_DIRECTIONS:_
Copy every line of the listing that holds the string "FRONT".

— START —

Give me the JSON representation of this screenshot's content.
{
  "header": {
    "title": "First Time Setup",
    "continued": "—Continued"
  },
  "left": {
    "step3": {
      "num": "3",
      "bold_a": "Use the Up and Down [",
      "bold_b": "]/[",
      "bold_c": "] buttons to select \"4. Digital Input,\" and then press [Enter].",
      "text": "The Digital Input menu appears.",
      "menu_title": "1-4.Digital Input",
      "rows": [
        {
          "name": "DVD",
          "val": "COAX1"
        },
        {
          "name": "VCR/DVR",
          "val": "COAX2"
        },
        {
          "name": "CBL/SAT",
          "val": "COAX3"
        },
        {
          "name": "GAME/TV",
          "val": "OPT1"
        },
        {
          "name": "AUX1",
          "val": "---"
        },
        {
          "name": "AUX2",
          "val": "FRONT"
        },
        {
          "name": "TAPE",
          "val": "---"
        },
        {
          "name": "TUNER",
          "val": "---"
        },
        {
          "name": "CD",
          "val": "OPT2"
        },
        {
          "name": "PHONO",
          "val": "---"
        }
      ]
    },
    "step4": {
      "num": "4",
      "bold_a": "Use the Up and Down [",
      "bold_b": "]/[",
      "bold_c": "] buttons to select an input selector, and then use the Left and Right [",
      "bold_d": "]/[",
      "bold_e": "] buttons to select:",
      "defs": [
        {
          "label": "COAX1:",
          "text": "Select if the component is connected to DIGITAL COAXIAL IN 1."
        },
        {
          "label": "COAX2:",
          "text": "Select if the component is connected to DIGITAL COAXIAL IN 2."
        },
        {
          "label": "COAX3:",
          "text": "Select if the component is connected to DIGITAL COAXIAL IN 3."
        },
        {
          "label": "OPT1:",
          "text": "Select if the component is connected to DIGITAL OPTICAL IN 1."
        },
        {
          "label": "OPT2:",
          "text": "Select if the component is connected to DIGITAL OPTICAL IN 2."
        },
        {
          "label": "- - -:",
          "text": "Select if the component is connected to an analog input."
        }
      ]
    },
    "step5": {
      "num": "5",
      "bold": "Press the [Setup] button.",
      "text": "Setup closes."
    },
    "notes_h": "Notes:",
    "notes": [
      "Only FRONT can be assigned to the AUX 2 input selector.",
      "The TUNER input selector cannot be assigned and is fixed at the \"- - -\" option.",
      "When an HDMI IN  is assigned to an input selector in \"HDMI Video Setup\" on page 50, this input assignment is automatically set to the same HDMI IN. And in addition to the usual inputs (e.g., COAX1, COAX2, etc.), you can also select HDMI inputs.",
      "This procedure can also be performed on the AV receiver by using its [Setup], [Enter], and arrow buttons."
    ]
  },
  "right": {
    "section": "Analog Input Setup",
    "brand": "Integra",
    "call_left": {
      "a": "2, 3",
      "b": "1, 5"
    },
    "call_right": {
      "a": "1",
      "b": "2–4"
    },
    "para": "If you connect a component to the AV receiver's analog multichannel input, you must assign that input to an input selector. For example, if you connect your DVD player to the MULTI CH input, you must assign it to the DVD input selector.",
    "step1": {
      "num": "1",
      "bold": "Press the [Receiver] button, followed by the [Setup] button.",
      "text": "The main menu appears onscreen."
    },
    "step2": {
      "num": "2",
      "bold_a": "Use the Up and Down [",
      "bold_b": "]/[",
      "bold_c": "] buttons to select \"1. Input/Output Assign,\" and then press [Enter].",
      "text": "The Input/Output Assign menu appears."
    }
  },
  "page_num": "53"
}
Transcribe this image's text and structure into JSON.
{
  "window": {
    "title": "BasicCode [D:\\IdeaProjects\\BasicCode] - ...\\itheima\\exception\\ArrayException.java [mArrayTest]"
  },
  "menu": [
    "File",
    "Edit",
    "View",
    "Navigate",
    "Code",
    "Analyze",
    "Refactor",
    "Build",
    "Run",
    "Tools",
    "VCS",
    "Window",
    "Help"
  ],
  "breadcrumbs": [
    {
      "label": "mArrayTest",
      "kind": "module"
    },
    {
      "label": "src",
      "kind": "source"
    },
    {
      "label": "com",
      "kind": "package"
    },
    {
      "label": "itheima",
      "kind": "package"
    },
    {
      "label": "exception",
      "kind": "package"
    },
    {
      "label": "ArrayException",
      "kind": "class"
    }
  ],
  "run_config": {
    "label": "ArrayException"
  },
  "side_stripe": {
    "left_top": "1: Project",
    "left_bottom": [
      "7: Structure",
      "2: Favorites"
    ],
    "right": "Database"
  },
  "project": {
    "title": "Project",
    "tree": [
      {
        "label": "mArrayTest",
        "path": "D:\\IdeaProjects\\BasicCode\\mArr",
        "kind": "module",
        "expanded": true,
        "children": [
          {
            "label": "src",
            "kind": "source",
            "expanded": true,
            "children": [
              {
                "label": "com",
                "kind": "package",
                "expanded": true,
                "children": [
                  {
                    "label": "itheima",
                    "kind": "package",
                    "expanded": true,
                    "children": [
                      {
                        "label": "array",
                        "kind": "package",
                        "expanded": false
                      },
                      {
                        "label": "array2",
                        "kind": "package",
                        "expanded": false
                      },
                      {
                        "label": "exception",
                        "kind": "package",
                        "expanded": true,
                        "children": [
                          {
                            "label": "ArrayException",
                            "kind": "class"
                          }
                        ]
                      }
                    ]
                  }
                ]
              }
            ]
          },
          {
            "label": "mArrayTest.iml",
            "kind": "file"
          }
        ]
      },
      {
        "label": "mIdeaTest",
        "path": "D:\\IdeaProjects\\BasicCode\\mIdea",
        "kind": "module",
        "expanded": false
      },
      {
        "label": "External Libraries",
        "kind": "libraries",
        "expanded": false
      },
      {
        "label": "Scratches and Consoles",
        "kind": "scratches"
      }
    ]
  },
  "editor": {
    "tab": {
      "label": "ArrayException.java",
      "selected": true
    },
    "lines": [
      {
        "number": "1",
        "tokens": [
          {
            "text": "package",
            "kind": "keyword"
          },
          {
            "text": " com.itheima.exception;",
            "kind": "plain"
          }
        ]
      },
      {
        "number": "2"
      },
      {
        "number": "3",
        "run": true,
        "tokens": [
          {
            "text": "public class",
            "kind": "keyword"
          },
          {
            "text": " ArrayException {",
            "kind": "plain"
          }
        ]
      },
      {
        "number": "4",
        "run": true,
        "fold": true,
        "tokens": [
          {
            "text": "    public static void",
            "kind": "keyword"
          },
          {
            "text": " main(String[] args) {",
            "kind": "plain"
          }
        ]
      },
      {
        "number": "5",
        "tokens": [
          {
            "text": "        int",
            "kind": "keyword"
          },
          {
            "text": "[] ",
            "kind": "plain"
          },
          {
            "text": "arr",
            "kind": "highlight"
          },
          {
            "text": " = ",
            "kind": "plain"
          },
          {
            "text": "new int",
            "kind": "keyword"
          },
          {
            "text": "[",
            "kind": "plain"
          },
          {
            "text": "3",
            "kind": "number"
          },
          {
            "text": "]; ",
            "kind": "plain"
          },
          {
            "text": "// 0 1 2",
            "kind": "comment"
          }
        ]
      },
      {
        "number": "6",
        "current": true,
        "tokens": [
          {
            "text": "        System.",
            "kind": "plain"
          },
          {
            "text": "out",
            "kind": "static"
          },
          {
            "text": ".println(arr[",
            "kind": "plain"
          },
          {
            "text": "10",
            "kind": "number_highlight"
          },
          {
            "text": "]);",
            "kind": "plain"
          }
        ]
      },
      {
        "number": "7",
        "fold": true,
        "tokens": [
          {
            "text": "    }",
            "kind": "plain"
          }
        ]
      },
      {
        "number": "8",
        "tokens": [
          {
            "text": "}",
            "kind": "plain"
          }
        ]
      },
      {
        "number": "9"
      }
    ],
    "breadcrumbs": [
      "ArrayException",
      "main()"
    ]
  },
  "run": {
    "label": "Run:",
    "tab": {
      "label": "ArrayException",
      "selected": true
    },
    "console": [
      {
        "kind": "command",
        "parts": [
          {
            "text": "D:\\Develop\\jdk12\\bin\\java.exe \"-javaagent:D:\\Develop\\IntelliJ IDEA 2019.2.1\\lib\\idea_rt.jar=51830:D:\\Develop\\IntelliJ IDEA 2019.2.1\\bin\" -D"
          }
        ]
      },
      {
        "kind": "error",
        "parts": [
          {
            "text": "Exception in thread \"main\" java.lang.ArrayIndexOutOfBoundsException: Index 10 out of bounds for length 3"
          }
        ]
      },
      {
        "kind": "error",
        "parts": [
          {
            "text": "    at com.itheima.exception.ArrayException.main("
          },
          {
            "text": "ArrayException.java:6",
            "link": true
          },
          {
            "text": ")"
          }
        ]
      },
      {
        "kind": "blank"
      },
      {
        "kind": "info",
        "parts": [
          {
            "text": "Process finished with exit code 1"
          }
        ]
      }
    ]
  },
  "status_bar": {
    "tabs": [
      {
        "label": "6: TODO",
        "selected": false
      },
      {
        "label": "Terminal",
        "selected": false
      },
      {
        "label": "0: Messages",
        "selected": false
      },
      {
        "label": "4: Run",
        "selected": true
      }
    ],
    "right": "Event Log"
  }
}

— END —

_FINAL RESULT:_
          "val": "FRONT"
      "Only FRONT can be assigned to the AUX 2 input selector.",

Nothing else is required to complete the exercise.